begin

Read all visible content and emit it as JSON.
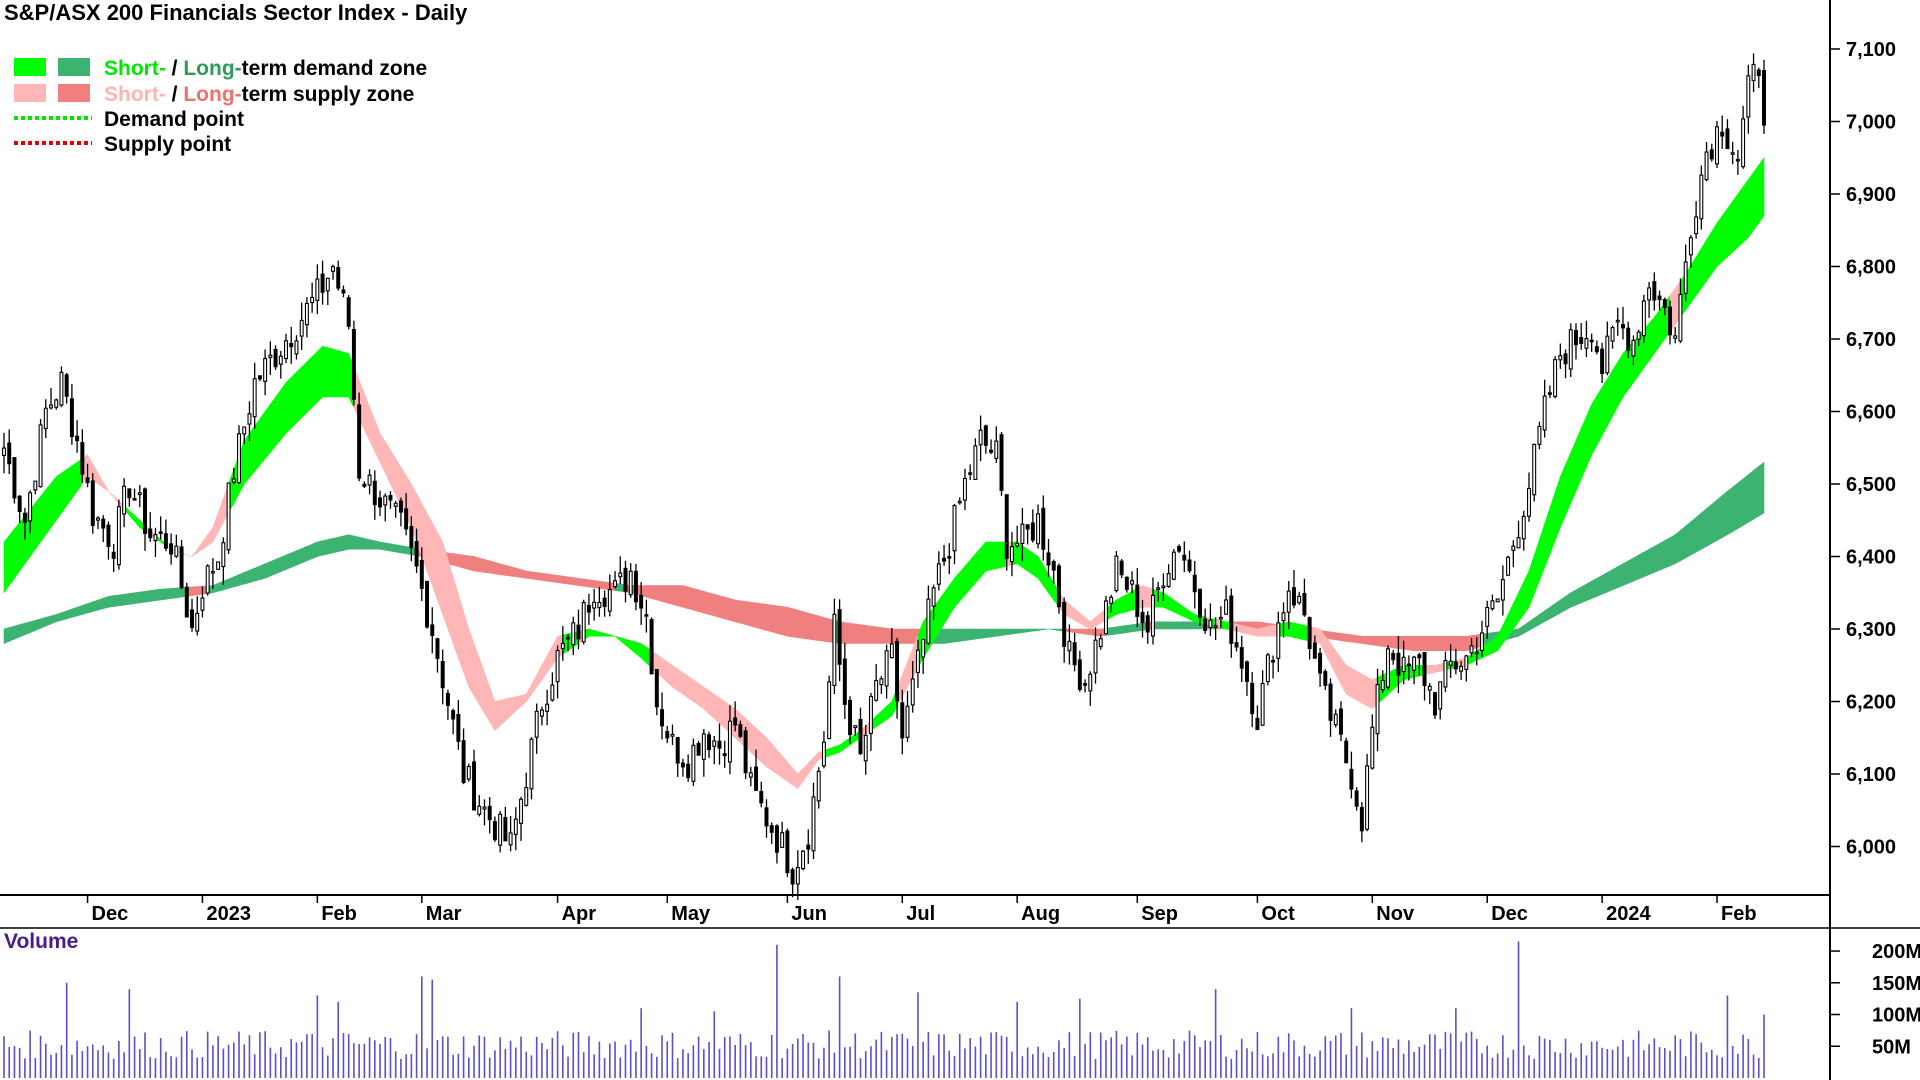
{
  "chart_data": {
    "type": "candlestick",
    "title": "S&P/ASX 200 Financials Sector Index - Daily",
    "legend": [
      {
        "key": "demand_zone",
        "parts": [
          {
            "text": "Short-",
            "color": "#00e600"
          },
          {
            "text": " / ",
            "color": "#000000"
          },
          {
            "text": "Long-",
            "color": "#2e9b5c"
          },
          {
            "text": "term demand zone",
            "color": "#000000"
          }
        ],
        "swatches": [
          "#00ff00",
          "#3cb371"
        ]
      },
      {
        "key": "supply_zone",
        "parts": [
          {
            "text": "Short-",
            "color": "#ffb3b3"
          },
          {
            "text": " / ",
            "color": "#000000"
          },
          {
            "text": "Long-",
            "color": "#f07070"
          },
          {
            "text": "term supply zone",
            "color": "#000000"
          }
        ],
        "swatches": [
          "#ffb6b6",
          "#f08080"
        ]
      },
      {
        "key": "demand_point",
        "parts": [
          {
            "text": "Demand point",
            "color": "#000000"
          }
        ],
        "line_color": "#00e600"
      },
      {
        "key": "supply_point",
        "parts": [
          {
            "text": "Supply point",
            "color": "#000000"
          }
        ],
        "line_color": "#e00000"
      }
    ],
    "colors": {
      "short_demand": "#00ff00",
      "long_demand": "#3cb371",
      "short_supply": "#ffb6b6",
      "long_supply": "#f08080",
      "crossover": "#ff7f27",
      "volume": "#5a4fcf",
      "volume_label": "#4b1a8c"
    },
    "price_axis": {
      "min": 5940,
      "max": 7140,
      "ticks": [
        6000,
        6100,
        6200,
        6300,
        6400,
        6500,
        6600,
        6700,
        6800,
        6900,
        7000,
        7100
      ],
      "tick_labels": [
        "6,000",
        "6,100",
        "6,200",
        "6,300",
        "6,400",
        "6,500",
        "6,600",
        "6,700",
        "6,800",
        "6,900",
        "7,000",
        "7,100"
      ]
    },
    "x_axis": {
      "labels": [
        {
          "label": "Dec",
          "day": 16
        },
        {
          "label": "2023",
          "day": 38
        },
        {
          "label": "Feb",
          "day": 60
        },
        {
          "label": "Mar",
          "day": 80
        },
        {
          "label": "Apr",
          "day": 106
        },
        {
          "label": "May",
          "day": 127
        },
        {
          "label": "Jun",
          "day": 150
        },
        {
          "label": "Jul",
          "day": 172
        },
        {
          "label": "Aug",
          "day": 194
        },
        {
          "label": "Sep",
          "day": 217
        },
        {
          "label": "Oct",
          "day": 240
        },
        {
          "label": "Nov",
          "day": 262
        },
        {
          "label": "Dec",
          "day": 284
        },
        {
          "label": "2024",
          "day": 306
        },
        {
          "label": "Feb",
          "day": 328
        }
      ],
      "total_days": 338
    },
    "price_path": [
      [
        0,
        6550
      ],
      [
        4,
        6450
      ],
      [
        8,
        6600
      ],
      [
        11,
        6640
      ],
      [
        14,
        6560
      ],
      [
        17,
        6460
      ],
      [
        21,
        6420
      ],
      [
        24,
        6500
      ],
      [
        28,
        6430
      ],
      [
        32,
        6420
      ],
      [
        36,
        6300
      ],
      [
        38,
        6360
      ],
      [
        41,
        6400
      ],
      [
        44,
        6520
      ],
      [
        48,
        6640
      ],
      [
        52,
        6680
      ],
      [
        56,
        6720
      ],
      [
        60,
        6760
      ],
      [
        63,
        6800
      ],
      [
        66,
        6720
      ],
      [
        68,
        6520
      ],
      [
        72,
        6480
      ],
      [
        76,
        6440
      ],
      [
        79,
        6380
      ],
      [
        82,
        6300
      ],
      [
        85,
        6200
      ],
      [
        88,
        6100
      ],
      [
        92,
        6050
      ],
      [
        95,
        6020
      ],
      [
        97,
        6000
      ],
      [
        100,
        6100
      ],
      [
        103,
        6200
      ],
      [
        106,
        6260
      ],
      [
        110,
        6300
      ],
      [
        113,
        6360
      ],
      [
        117,
        6350
      ],
      [
        120,
        6380
      ],
      [
        123,
        6320
      ],
      [
        125,
        6200
      ],
      [
        128,
        6140
      ],
      [
        131,
        6120
      ],
      [
        134,
        6160
      ],
      [
        137,
        6140
      ],
      [
        140,
        6170
      ],
      [
        143,
        6080
      ],
      [
        146,
        6040
      ],
      [
        149,
        6000
      ],
      [
        151,
        5970
      ],
      [
        154,
        6020
      ],
      [
        157,
        6150
      ],
      [
        159,
        6300
      ],
      [
        161,
        6200
      ],
      [
        164,
        6120
      ],
      [
        167,
        6220
      ],
      [
        170,
        6260
      ],
      [
        172,
        6150
      ],
      [
        175,
        6250
      ],
      [
        178,
        6350
      ],
      [
        181,
        6420
      ],
      [
        184,
        6500
      ],
      [
        187,
        6560
      ],
      [
        190,
        6540
      ],
      [
        192,
        6420
      ],
      [
        195,
        6420
      ],
      [
        198,
        6450
      ],
      [
        201,
        6380
      ],
      [
        204,
        6260
      ],
      [
        207,
        6230
      ],
      [
        210,
        6300
      ],
      [
        213,
        6380
      ],
      [
        216,
        6350
      ],
      [
        219,
        6300
      ],
      [
        222,
        6380
      ],
      [
        225,
        6420
      ],
      [
        228,
        6360
      ],
      [
        231,
        6300
      ],
      [
        234,
        6320
      ],
      [
        237,
        6260
      ],
      [
        240,
        6180
      ],
      [
        243,
        6280
      ],
      [
        246,
        6360
      ],
      [
        249,
        6320
      ],
      [
        252,
        6220
      ],
      [
        255,
        6160
      ],
      [
        258,
        6100
      ],
      [
        260,
        6040
      ],
      [
        262,
        6160
      ],
      [
        265,
        6280
      ],
      [
        268,
        6240
      ],
      [
        271,
        6250
      ],
      [
        274,
        6200
      ],
      [
        277,
        6250
      ],
      [
        280,
        6260
      ],
      [
        283,
        6300
      ],
      [
        286,
        6340
      ],
      [
        289,
        6420
      ],
      [
        292,
        6500
      ],
      [
        295,
        6600
      ],
      [
        298,
        6680
      ],
      [
        301,
        6700
      ],
      [
        304,
        6720
      ],
      [
        306,
        6660
      ],
      [
        309,
        6720
      ],
      [
        312,
        6700
      ],
      [
        315,
        6780
      ],
      [
        318,
        6740
      ],
      [
        320,
        6700
      ],
      [
        323,
        6860
      ],
      [
        326,
        6960
      ],
      [
        329,
        7000
      ],
      [
        332,
        6950
      ],
      [
        334,
        7040
      ],
      [
        336,
        7080
      ],
      [
        337,
        7020
      ]
    ],
    "short_zone": [
      [
        0,
        6350,
        6420
      ],
      [
        10,
        6450,
        6510
      ],
      [
        16,
        6510,
        6540
      ],
      [
        20,
        6490,
        6490
      ],
      [
        26,
        6440,
        6450
      ],
      [
        32,
        6410,
        6410
      ],
      [
        36,
        6400,
        6400
      ],
      [
        40,
        6420,
        6440
      ],
      [
        46,
        6500,
        6560
      ],
      [
        54,
        6570,
        6640
      ],
      [
        61,
        6620,
        6690
      ],
      [
        66,
        6620,
        6680
      ],
      [
        72,
        6530,
        6570
      ],
      [
        78,
        6440,
        6500
      ],
      [
        84,
        6320,
        6420
      ],
      [
        89,
        6220,
        6300
      ],
      [
        94,
        6160,
        6200
      ],
      [
        100,
        6200,
        6210
      ],
      [
        106,
        6260,
        6290
      ],
      [
        112,
        6290,
        6300
      ],
      [
        117,
        6290,
        6290
      ],
      [
        122,
        6260,
        6280
      ],
      [
        128,
        6220,
        6250
      ],
      [
        134,
        6190,
        6220
      ],
      [
        140,
        6150,
        6190
      ],
      [
        146,
        6110,
        6150
      ],
      [
        152,
        6080,
        6100
      ],
      [
        156,
        6120,
        6130
      ],
      [
        160,
        6130,
        6140
      ],
      [
        164,
        6150,
        6160
      ],
      [
        170,
        6180,
        6200
      ],
      [
        176,
        6260,
        6310
      ],
      [
        182,
        6330,
        6370
      ],
      [
        188,
        6380,
        6420
      ],
      [
        194,
        6390,
        6420
      ],
      [
        198,
        6370,
        6400
      ],
      [
        203,
        6320,
        6340
      ],
      [
        208,
        6300,
        6310
      ],
      [
        213,
        6320,
        6340
      ],
      [
        218,
        6330,
        6360
      ],
      [
        222,
        6330,
        6350
      ],
      [
        228,
        6310,
        6320
      ],
      [
        234,
        6300,
        6310
      ],
      [
        240,
        6290,
        6300
      ],
      [
        246,
        6290,
        6310
      ],
      [
        252,
        6280,
        6300
      ],
      [
        257,
        6210,
        6250
      ],
      [
        262,
        6190,
        6230
      ],
      [
        268,
        6230,
        6250
      ],
      [
        274,
        6240,
        6250
      ],
      [
        280,
        6250,
        6260
      ],
      [
        286,
        6270,
        6290
      ],
      [
        292,
        6330,
        6380
      ],
      [
        298,
        6440,
        6510
      ],
      [
        304,
        6540,
        6610
      ],
      [
        310,
        6620,
        6680
      ],
      [
        316,
        6680,
        6730
      ],
      [
        322,
        6740,
        6790
      ],
      [
        328,
        6800,
        6860
      ],
      [
        334,
        6840,
        6920
      ],
      [
        337,
        6870,
        6950
      ]
    ],
    "long_zone": [
      [
        0,
        6280,
        6300
      ],
      [
        10,
        6310,
        6320
      ],
      [
        20,
        6330,
        6345
      ],
      [
        30,
        6340,
        6355
      ],
      [
        40,
        6350,
        6360
      ],
      [
        50,
        6370,
        6390
      ],
      [
        60,
        6400,
        6420
      ],
      [
        66,
        6410,
        6430
      ],
      [
        72,
        6410,
        6420
      ],
      [
        80,
        6400,
        6410
      ],
      [
        90,
        6380,
        6400
      ],
      [
        100,
        6370,
        6380
      ],
      [
        110,
        6360,
        6370
      ],
      [
        120,
        6350,
        6360
      ],
      [
        130,
        6330,
        6360
      ],
      [
        140,
        6310,
        6340
      ],
      [
        150,
        6290,
        6330
      ],
      [
        160,
        6280,
        6310
      ],
      [
        170,
        6280,
        6300
      ],
      [
        180,
        6280,
        6300
      ],
      [
        190,
        6290,
        6300
      ],
      [
        200,
        6300,
        6300
      ],
      [
        210,
        6290,
        6300
      ],
      [
        220,
        6300,
        6310
      ],
      [
        230,
        6300,
        6310
      ],
      [
        240,
        6300,
        6310
      ],
      [
        250,
        6290,
        6300
      ],
      [
        260,
        6280,
        6290
      ],
      [
        270,
        6270,
        6290
      ],
      [
        280,
        6270,
        6290
      ],
      [
        290,
        6290,
        6300
      ],
      [
        300,
        6330,
        6350
      ],
      [
        310,
        6360,
        6390
      ],
      [
        320,
        6390,
        6430
      ],
      [
        330,
        6430,
        6490
      ],
      [
        337,
        6460,
        6530
      ]
    ],
    "volume_axis": {
      "max": 230000000,
      "ticks": [
        50000000,
        100000000,
        150000000,
        200000000
      ],
      "tick_labels": [
        "50M",
        "100M",
        "150M",
        "200M"
      ],
      "label": "Volume"
    },
    "volume_spikes": [
      [
        12,
        150000000
      ],
      [
        24,
        140000000
      ],
      [
        60,
        130000000
      ],
      [
        64,
        120000000
      ],
      [
        80,
        160000000
      ],
      [
        82,
        155000000
      ],
      [
        122,
        110000000
      ],
      [
        136,
        105000000
      ],
      [
        148,
        210000000
      ],
      [
        160,
        160000000
      ],
      [
        175,
        135000000
      ],
      [
        194,
        120000000
      ],
      [
        206,
        125000000
      ],
      [
        232,
        140000000
      ],
      [
        258,
        110000000
      ],
      [
        278,
        110000000
      ],
      [
        290,
        215000000
      ],
      [
        330,
        130000000
      ],
      [
        337,
        100000000
      ]
    ]
  }
}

end

WHAT IS REQUIRED:
Answer with one number: how many lines in the listing hold "term".

RESPONSE FOR THIS EXERCISE:
2